* _Records to process_
* * * *

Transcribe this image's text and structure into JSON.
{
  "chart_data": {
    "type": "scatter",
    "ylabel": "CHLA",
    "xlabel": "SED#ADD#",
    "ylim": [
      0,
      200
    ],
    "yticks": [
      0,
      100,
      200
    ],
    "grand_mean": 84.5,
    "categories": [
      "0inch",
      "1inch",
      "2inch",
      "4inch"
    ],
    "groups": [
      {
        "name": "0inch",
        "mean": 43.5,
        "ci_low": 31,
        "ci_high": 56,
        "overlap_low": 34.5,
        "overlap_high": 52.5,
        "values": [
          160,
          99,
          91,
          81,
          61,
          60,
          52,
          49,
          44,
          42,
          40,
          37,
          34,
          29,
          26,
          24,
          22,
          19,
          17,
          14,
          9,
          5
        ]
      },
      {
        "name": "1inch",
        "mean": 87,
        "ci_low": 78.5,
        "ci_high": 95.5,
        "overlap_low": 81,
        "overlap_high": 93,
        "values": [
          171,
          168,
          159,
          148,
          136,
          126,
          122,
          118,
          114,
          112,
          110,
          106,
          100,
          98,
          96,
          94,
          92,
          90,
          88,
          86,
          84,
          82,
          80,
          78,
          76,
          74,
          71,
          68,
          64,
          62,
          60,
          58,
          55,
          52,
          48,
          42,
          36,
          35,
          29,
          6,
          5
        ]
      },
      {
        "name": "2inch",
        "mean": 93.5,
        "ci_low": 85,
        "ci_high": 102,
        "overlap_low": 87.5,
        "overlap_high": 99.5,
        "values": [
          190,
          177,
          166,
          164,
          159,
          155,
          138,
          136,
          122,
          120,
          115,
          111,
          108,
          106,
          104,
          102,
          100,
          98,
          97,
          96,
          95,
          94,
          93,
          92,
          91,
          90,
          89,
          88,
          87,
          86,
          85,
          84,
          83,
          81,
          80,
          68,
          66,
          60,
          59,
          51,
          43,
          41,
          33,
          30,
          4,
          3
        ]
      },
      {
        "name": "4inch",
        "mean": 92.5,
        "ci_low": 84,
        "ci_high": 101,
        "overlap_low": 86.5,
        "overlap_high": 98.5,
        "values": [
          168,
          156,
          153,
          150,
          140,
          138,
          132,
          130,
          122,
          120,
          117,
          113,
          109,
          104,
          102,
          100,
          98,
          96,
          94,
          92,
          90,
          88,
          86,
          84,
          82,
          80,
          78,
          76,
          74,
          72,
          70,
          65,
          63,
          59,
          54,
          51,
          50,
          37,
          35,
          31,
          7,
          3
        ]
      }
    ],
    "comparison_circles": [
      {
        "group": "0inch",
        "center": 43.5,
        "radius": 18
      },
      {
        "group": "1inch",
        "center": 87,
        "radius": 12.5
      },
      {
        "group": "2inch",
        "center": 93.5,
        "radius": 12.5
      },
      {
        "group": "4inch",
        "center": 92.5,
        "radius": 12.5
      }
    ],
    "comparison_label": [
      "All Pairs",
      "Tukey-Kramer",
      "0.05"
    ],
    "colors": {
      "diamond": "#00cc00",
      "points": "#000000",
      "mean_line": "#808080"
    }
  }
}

* * * *

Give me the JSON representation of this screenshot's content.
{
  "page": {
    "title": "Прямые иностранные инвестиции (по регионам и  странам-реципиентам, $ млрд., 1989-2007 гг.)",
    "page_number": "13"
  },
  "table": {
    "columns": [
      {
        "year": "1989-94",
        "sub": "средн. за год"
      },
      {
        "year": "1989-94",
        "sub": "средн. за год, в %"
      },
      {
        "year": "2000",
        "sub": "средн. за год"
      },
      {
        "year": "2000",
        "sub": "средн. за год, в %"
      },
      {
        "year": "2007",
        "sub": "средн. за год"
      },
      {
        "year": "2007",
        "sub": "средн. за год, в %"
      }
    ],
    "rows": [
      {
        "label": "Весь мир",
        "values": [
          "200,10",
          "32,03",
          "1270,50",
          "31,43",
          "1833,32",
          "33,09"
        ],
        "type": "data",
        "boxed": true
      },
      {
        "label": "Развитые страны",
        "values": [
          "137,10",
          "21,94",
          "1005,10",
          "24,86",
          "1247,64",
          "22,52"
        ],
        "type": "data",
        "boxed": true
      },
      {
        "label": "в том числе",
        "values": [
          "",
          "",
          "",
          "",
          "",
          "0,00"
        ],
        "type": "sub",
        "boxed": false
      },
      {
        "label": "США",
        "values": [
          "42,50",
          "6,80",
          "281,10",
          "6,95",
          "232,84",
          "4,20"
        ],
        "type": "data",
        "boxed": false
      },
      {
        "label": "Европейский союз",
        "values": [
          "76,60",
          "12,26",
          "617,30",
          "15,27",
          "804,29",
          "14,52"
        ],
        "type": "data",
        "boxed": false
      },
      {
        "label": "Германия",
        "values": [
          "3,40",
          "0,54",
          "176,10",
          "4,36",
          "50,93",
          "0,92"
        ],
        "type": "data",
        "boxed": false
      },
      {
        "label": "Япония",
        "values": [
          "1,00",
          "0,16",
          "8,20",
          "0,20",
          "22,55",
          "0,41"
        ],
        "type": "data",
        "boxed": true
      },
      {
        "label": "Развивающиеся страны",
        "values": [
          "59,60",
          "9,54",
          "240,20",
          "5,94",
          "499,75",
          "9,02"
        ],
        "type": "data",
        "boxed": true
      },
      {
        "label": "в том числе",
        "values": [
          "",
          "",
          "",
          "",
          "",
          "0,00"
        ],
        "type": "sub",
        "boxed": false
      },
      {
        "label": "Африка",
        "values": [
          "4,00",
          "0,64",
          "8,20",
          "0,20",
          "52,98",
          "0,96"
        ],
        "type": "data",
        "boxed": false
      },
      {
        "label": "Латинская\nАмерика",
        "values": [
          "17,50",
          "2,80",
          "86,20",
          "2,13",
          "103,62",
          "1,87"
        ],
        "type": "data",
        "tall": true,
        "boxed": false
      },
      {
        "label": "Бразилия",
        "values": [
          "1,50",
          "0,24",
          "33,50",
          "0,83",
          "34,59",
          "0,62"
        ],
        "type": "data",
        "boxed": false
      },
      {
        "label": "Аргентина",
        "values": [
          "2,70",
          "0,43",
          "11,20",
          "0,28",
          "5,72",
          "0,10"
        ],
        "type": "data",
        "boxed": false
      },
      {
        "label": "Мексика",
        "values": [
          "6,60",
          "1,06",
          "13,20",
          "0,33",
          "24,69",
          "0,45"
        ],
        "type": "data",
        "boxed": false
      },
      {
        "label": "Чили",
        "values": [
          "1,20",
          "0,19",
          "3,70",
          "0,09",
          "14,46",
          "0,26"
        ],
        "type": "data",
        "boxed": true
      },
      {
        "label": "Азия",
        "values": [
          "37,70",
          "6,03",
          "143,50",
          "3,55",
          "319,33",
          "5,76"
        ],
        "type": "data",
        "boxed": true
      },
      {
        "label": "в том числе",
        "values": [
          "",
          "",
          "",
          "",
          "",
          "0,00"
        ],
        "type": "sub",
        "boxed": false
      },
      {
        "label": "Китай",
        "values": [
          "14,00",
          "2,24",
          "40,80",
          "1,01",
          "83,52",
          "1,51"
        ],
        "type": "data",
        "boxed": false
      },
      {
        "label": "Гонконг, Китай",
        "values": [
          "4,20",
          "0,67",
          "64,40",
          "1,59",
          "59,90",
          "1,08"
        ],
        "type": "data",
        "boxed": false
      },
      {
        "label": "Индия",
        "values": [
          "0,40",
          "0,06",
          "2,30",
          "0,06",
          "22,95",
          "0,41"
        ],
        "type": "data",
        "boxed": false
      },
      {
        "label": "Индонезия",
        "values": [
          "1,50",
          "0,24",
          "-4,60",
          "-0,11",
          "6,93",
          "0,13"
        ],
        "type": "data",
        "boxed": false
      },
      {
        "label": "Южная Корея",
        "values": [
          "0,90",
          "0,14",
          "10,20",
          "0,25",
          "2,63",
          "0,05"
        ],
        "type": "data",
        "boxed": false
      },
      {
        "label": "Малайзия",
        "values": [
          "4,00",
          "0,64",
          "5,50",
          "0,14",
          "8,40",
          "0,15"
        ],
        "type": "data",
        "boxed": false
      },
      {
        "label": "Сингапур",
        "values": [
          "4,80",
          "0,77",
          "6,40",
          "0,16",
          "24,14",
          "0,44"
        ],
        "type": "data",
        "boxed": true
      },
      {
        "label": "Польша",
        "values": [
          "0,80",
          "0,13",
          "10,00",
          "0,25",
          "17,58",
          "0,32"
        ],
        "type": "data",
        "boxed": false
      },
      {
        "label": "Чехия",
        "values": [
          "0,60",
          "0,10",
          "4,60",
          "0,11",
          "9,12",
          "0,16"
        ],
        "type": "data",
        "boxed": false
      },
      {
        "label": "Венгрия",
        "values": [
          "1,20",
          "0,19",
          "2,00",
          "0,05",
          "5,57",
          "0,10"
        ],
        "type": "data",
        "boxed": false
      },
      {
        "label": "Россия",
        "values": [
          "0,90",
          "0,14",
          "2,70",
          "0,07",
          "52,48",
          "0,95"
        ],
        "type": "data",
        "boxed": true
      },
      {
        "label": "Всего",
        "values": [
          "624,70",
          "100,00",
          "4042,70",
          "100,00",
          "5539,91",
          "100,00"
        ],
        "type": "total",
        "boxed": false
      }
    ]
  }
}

* * * *

* _Task objective_
Filter the entries and copy out every line with the word "center".

* _Answer in full_
        "center": 43.5,
        "center": 87,
        "center": 93.5,
        "center": 92.5,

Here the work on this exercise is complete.